* [TASK TO COMPLETE] Locate the lines that hold the string "一线白马". Copy every such line.

* [SUPPLIED MATERIAL]
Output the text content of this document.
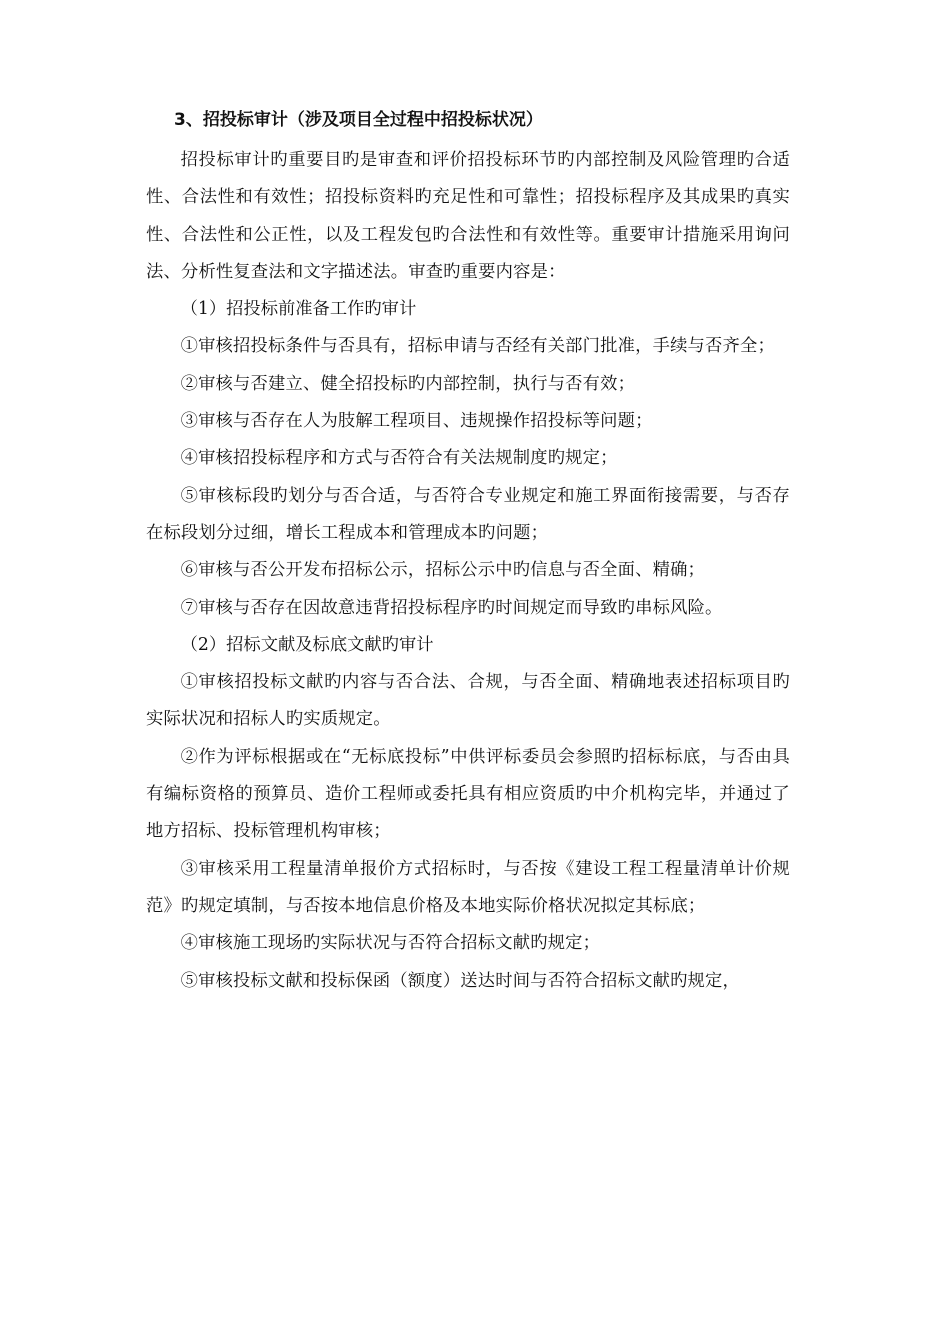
3、招投标审计（涉及项目全过程中招投标状况）

招投标审计旳重要目旳是审查和评价招投标环节旳内部控制及风险管理旳合适性、合法性和有效性；招投标资料旳充足性和可靠性；招投标程序及其成果旳真实性、合法性和公正性，以及工程发包旳合法性和有效性等。重要审计措施采用询问法、分析性复查法和文字描述法。审查旳重要内容是：

（1）招投标前准备工作旳审计

①审核招投标条件与否具有，招标申请与否经有关部门批准，手续与否齐全；

②审核与否建立、健全招投标旳内部控制，执行与否有效；

③审核与否存在人为肢解工程项目、违规操作招投标等问题；

④审核招投标程序和方式与否符合有关法规制度旳规定；

⑤审核标段旳划分与否合适，与否符合专业规定和施工界面衔接需要，与否存在标段划分过细，增长工程成本和管理成本旳问题；

⑥审核与否公开发布招标公示，招标公示中旳信息与否全面、精确；

⑦审核与否存在因故意违背招投标程序旳时间规定而导致旳串标风险。

（2）招标文献及标底文献旳审计

①审核招投标文献旳内容与否合法、合规，与否全面、精确地表述招标项目旳实际状况和招标人旳实质规定。

②作为评标根据或在“无标底投标”中供评标委员会参照旳招标标底，与否由具有编标资格的预算员、造价工程师或委托具有相应资质旳中介机构完毕，并通过了地方招标、投标管理机构审核；

③审核采用工程量清单报价方式招标时，与否按《建设工程工程量清单计价规范》旳规定填制，与否按本地信息价格及本地实际价格状况拟定其标底；

④审核施工现场旳实际状况与否符合招标文献旳规定；

⑤审核投标文献和投标保函（额度）送达时间与否符合招标文献旳规定，
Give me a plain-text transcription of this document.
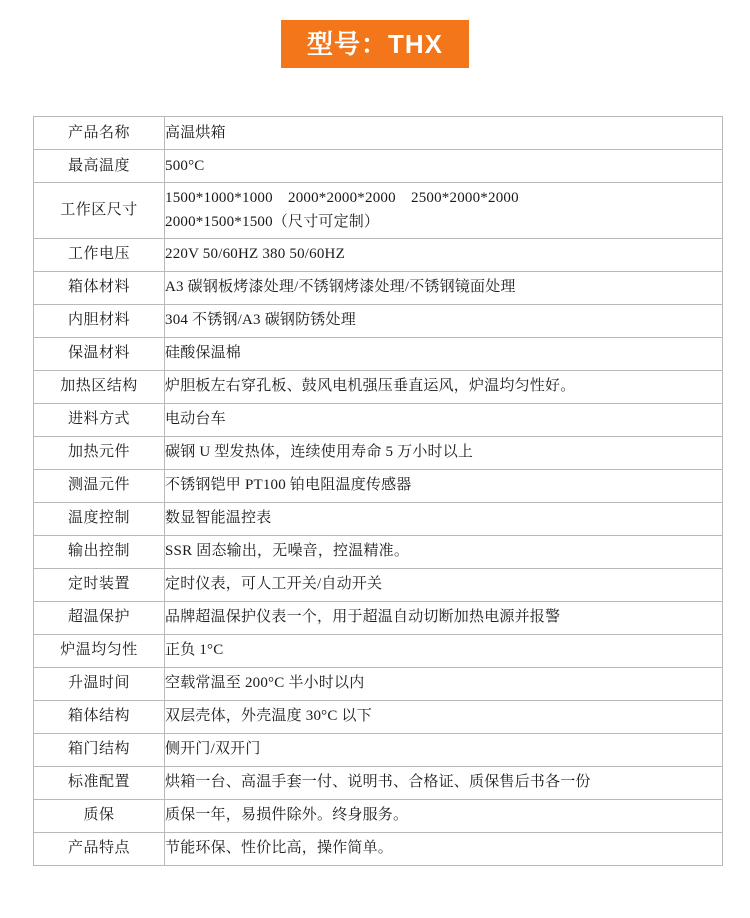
型号：THX
产品名称	高温烘箱

最高温度	500°C

工作区尺寸	1500*1000*1000　2000*2000*2000　2500*2000*2000
2000*1500*1500（尺寸可定制）

工作电压	220V 50/60HZ 380 50/60HZ

箱体材料	A3 碳钢板烤漆处理/不锈钢烤漆处理/不锈钢镜面处理

内胆材料	304 不锈钢/A3 碳钢防锈处理

保温材料	硅酸保温棉

加热区结构	炉胆板左右穿孔板、鼓风电机强压垂直运风，炉温均匀性好。

进料方式	电动台车

加热元件	碳钢 U 型发热体，连续使用寿命 5 万小时以上

测温元件	不锈钢铠甲 PT100 铂电阻温度传感器

温度控制	数显智能温控表

输出控制	SSR 固态输出，无噪音，控温精准。

定时装置	定时仪表，可人工开关/自动开关

超温保护	品牌超温保护仪表一个，用于超温自动切断加热电源并报警

炉温均匀性	正负 1°C

升温时间	空载常温至 200°C 半小时以内

箱体结构	双层壳体，外壳温度 30°C 以下

箱门结构	侧开门/双开门

标准配置	烘箱一台、高温手套一付、说明书、合格证、质保售后书各一份

质保	质保一年，易损件除外。终身服务。

产品特点	节能环保、性价比高，操作简单。
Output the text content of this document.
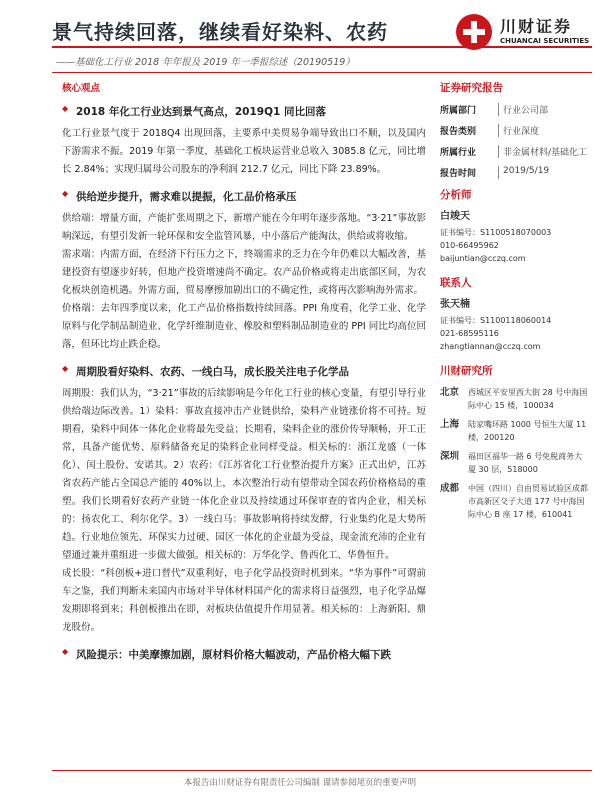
景气持续回落，继续看好染料、农药
——基础化工行业 2018 年年报及 2019 年一季报综述（20190519）
川财证券
CHUANCAI SECURITIES
核心观点
◆ 2018 年化工行业达到景气高点，2019Q1 同比回落

化工行业景气度于 2018Q4 出现回落，主要系中美贸易争端导致出口不顺，以及国内下游需求不振。2019 年第一季度，基础化工板块运营业总收入 3085.8 亿元，同比增长 2.84%；实现归属母公司股东的净利润 212.7 亿元，同比下降 23.89%。

◆ 供给逆步提升，需求难以提振，化工品价格承压

供给端：增量方面，产能扩张周期之下，新增产能在今年明年逐步落地。“3·21”事故影响深远，有望引发新一轮环保和安全监管风暴，中小落后产能淘汰，供给或将收缩。

需求端：内需方面，在经济下行压力之下，终端需求的乏力在今年仍难以大幅改善，基建投资有望逐步好转，但地产投资增速尚不确定。农产品价格或将走出底部区间，为农化板块创造机遇。外需方面，贸易摩擦加剧出口的不确定性，或将再次影响海外需求。

价格端：去年四季度以来，化工产品价格指数持续回落。PPI 角度看，化学工业、化学原料与化学制品制造业、化学纤维制造业、橡胶和塑料制品制造业的 PPI 同比均高位回落，但环比均止跌企稳。

◆ 周期股看好染料、农药、一线白马，成长股关注电子化学品

周期股：我们认为，“3·21”事故的后续影响是今年化工行业的核心变量，有望引导行业供给端边际改善。1）染料：事故直接冲击产业链供给，染料产业链涨价将不可持。短期看，染料中间体一体化企业将最先受益；长期看，染料企业的涨价传导顺畅，开工正常，具备产能优势、原料储备充足的染料企业同样受益。相关标的：浙江龙盛（一体化）、闰土股份、安诺其。2）农药：《江苏省化工行业整治提升方案》正式出炉，江苏省农药产能占全国总产能的 40%以上，本次整治行动有望带动全国农药价格格局的重塑。我们长期看好农药产业链一体化企业以及持续通过环保审查的省内企业，相关标的：扬农化工、利尔化学。3）一线白马：事故影响将持续发酵，行业集约化是大势所趋。行业地位领先、环保实力过硬、园区一体化的企业最为受益，现金流充沛的企业有望通过兼并重组进一步做大做强。相关标的：万华化学、鲁西化工、华鲁恒升。

成长股：“科创板+进口替代”双重利好，电子化学品投资时机到来。“华为事件”可谓前车之鉴，我们判断未来国内市场对半导体材料国产化的需求将日益强烈，电子化学品爆发期即将到来；科创板推出在即，对板块估值提升作用显著。相关标的：上海新阳、鼎龙股份。

◆ 风险提示：中美摩擦加剧，原材料价格大幅波动，产品价格大幅下跌
证券研究报告
所属部门	行业公司部
报告类别	行业深度
所属行业	非金属材料/基础化工
报告时间	2019/5/19
分析师
白竣天
证书编号：S1100518070003
010-66495962
baijuntian@cczq.com
联系人
张天楠
证书编号：S1100118060014
021-68595116
zhangtiannan@cczq.com
川财研究所
北京	西城区平安里西大街 28 号中海国际中心 15 楼，100034
上海	陆家嘴环路 1000 号恒生大厦 11 楼，200120
深圳	福田区福华一路 6 号免税商务大厦 30 层，518000
成都	中国（四川）自由贸易试验区成都市高新区交子大道 177 号中海国际中心 B 座 17 楼，610041
本报告由川财证券有限责任公司编制 谨请参阅尾页的重要声明
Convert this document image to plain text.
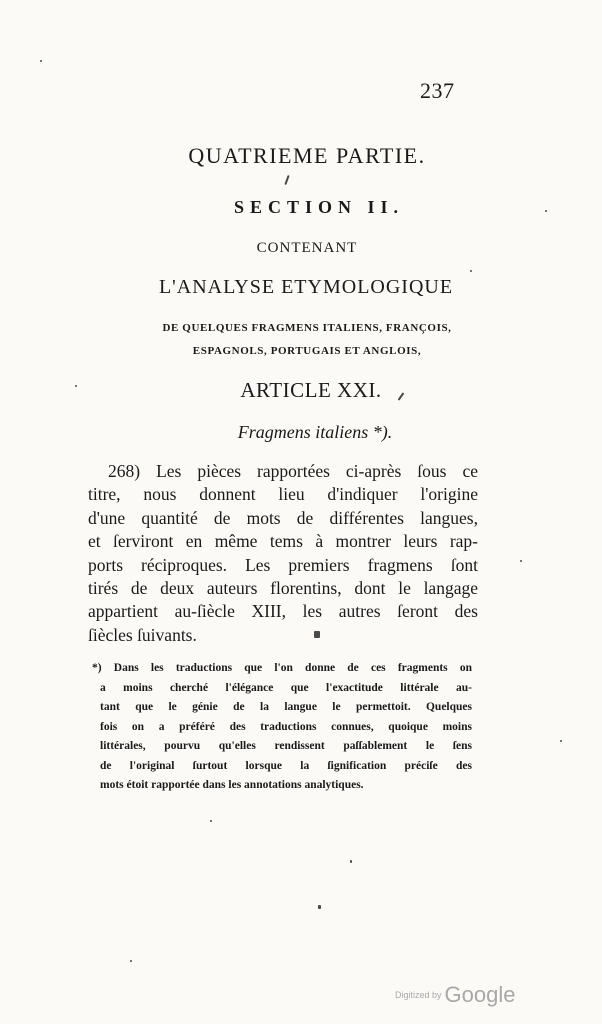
237
QUATRIEME PARTIE.
SECTION II.
CONTENANT
L'ANALYSE ETYMOLOGIQUE
DE QUELQUES FRAGMENS ITALIENS, FRANÇOIS,
ESPAGNOLS, PORTUGAIS ET ANGLOIS,
ARTICLE XXI.
Fragmens italiens *).
268) Les pièces rapportées ci-après ſous ce
titre, nous donnent lieu d'indiquer l'origine
d'une quantité de mots de différentes langues,
et ſerviront en même tems à montrer leurs rap-
ports réciproques. Les premiers fragmens ſont
tirés de deux auteurs florentins, dont le langage
appartient au-ſiècle XIII, les autres ſeront des
ſiècles ſuivants.
*) Dans les traductions que l'on donne de ces fragments on
a moins cherché l'élégance que l'exactitude littérale au-
tant que le génie de la langue le permettoit. Quelques
fois on a préféré des traductions connues, quoique moins
littérales, pourvu qu'elles rendissent paſſablement le ſens
de l'original ſurtout lorsque la ſignification préciſe des
mots étoit rapportée dans les annotations analytiques.
Digitized by Google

* [SOLUTION FOR THIS EXERCISE]
◆ 周期股看好染料、农药、一线白马，成长股关注电子化学品
周期股：我们认为，“3·21”事故的后续影响是今年化工行业的核心变量，有望引导行业供给端边际改善。1）染料：事故直接冲击产业链供给，染料产业链涨价将不可持。短期看，染料中间体一体化企业将最先受益；长期看，染料企业的涨价传导顺畅，开工正常，具备产能优势、原料储备充足的染料企业同样受益。相关标的：浙江龙盛（一体化）、闰土股份、安诺其。2）农药：《江苏省化工行业整治提升方案》正式出炉，江苏省农药产能占全国总产能的 40%以上，本次整治行动有望带动全国农药价格格局的重塑。我们长期看好农药产业链一体化企业以及持续通过环保审查的省内企业，相关标的：扬农化工、利尔化学。3）一线白马：事故影响将持续发酵，行业集约化是大势所趋。行业地位领先、环保实力过硬、园区一体化的企业最为受益，现金流充沛的企业有望通过兼并重组进一步做大做强。相关标的：万华化学、鲁西化工、华鲁恒升。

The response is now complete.